**What the task asks:** Wherever a line holds the string "entries", copy that line.
# start of Material
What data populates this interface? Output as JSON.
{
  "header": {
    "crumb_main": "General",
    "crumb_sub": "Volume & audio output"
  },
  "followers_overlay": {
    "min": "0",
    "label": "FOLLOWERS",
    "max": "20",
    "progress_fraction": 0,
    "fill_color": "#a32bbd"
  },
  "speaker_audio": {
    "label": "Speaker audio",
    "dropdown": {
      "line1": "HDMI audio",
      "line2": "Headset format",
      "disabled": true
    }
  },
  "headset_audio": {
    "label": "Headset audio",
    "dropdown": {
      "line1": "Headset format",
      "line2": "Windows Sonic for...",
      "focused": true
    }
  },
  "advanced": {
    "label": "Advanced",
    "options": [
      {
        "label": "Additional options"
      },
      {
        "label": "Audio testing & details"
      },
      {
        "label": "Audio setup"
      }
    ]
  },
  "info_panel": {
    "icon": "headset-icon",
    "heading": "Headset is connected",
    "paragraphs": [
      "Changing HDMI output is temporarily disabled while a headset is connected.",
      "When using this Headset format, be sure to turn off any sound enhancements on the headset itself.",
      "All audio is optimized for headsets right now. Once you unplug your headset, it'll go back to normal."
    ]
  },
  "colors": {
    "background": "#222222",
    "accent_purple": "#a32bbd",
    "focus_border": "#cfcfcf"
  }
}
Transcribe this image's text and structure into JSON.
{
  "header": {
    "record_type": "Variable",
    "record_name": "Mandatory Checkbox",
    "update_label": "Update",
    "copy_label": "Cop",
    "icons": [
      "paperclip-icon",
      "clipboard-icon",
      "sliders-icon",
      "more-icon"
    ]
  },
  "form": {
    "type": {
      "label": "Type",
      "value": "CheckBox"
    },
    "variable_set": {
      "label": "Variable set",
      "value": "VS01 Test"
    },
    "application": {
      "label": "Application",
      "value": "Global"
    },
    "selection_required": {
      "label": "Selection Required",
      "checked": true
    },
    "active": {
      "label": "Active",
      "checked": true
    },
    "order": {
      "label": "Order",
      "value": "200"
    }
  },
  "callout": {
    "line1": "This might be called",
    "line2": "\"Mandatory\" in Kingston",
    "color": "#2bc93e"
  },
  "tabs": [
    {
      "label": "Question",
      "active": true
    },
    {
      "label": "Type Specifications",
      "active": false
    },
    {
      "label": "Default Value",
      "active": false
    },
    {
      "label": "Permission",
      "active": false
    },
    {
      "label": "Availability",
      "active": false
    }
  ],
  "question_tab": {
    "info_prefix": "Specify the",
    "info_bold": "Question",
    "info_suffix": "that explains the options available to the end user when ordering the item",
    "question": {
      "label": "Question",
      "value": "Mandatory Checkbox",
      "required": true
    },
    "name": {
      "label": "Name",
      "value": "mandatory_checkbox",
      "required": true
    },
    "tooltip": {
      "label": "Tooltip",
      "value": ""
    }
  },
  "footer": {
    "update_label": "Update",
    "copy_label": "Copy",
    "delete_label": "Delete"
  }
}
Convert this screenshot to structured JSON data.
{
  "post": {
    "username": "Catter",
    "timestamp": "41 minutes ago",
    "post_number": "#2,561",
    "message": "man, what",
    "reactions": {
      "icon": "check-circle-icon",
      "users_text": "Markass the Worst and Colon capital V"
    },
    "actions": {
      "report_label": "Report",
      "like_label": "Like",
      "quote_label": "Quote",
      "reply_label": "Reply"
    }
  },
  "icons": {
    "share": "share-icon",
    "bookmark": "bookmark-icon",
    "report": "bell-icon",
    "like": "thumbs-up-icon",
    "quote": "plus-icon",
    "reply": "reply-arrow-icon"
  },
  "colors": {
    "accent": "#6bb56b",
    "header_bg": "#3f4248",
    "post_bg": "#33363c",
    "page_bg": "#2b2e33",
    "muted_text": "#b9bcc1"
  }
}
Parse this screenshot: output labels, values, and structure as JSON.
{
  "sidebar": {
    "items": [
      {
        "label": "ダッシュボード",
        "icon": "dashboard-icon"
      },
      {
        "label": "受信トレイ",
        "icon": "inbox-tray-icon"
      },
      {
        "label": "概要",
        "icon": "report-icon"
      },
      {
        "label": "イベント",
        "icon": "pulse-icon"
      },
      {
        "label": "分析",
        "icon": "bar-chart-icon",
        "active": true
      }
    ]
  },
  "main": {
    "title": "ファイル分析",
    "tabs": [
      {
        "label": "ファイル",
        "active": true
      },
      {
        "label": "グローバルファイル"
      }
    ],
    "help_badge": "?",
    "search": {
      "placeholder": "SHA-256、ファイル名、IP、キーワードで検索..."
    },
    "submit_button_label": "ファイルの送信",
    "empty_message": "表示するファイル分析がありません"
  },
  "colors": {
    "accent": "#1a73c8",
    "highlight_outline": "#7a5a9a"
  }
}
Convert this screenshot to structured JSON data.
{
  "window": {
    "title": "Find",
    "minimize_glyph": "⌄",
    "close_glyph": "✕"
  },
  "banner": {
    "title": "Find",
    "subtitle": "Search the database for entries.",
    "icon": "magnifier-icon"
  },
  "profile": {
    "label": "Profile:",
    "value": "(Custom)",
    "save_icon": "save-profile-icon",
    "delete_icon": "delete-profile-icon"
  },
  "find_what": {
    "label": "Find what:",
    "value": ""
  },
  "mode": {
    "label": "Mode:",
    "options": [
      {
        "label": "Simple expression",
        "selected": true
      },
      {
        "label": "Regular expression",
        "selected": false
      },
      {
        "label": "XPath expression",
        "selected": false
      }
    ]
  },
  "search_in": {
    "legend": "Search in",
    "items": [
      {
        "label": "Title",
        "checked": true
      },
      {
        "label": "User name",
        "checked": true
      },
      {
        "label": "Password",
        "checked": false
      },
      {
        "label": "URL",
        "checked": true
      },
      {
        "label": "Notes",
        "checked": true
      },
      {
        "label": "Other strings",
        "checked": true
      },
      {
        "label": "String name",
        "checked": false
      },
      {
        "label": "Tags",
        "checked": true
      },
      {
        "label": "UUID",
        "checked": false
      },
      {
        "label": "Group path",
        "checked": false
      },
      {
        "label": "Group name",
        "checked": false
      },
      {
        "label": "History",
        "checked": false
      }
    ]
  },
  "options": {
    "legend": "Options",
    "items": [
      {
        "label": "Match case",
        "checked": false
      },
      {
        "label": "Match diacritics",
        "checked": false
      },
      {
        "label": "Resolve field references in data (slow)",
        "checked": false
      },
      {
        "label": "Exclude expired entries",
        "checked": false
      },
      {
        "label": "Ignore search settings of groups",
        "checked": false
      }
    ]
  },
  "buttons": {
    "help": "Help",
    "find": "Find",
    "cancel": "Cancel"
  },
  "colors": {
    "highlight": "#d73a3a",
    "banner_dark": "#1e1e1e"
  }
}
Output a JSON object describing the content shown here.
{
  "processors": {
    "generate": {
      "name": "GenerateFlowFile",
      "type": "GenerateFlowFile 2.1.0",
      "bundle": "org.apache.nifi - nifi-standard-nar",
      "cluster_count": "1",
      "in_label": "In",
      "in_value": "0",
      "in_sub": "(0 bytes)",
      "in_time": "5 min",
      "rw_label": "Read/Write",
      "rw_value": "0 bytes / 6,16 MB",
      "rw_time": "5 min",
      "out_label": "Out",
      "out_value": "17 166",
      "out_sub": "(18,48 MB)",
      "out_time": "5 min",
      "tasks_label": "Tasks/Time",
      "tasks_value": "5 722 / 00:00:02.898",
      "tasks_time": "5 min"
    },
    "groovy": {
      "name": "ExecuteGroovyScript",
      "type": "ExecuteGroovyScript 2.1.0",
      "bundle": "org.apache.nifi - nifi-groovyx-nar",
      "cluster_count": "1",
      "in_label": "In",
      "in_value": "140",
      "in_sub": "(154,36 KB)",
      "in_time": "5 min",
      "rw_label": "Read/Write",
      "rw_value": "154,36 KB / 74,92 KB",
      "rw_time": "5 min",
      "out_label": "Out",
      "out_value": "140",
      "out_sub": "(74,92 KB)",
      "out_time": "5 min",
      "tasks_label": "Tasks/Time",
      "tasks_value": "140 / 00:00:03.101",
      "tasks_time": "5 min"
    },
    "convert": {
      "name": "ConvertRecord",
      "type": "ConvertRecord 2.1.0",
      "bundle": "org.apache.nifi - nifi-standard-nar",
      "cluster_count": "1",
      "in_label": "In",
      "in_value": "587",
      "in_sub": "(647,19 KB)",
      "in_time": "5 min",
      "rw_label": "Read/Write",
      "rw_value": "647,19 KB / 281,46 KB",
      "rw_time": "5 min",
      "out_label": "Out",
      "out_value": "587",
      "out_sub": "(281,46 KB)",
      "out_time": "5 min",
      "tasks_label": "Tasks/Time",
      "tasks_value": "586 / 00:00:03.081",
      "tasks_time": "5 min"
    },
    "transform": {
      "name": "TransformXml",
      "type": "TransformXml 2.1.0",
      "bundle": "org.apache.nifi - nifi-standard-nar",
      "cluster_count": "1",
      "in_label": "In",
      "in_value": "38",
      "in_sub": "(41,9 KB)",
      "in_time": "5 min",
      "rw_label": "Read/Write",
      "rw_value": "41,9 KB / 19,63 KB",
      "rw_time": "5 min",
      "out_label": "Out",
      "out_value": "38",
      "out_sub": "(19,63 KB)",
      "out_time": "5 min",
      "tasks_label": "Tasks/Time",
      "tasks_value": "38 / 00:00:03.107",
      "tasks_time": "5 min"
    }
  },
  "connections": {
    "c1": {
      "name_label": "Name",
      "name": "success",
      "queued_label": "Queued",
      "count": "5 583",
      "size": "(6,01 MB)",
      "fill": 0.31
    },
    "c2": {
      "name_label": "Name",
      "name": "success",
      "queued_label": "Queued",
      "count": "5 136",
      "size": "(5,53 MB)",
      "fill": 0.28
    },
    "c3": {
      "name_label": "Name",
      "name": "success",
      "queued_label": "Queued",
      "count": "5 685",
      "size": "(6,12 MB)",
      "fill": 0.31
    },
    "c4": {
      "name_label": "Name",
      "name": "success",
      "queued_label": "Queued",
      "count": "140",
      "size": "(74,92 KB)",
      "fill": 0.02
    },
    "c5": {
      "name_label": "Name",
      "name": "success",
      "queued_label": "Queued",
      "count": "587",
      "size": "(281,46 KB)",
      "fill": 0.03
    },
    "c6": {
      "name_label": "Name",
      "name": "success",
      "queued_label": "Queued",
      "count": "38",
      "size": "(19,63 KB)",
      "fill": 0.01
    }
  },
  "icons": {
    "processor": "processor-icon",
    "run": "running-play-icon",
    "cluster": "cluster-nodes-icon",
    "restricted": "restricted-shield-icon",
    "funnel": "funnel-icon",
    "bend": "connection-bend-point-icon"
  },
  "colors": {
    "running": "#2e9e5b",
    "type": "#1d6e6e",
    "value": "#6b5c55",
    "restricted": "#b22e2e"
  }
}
# end of Material
**Exercise answer:**
    "subtitle": "Search the database for entries.",
        "label": "Exclude expired entries",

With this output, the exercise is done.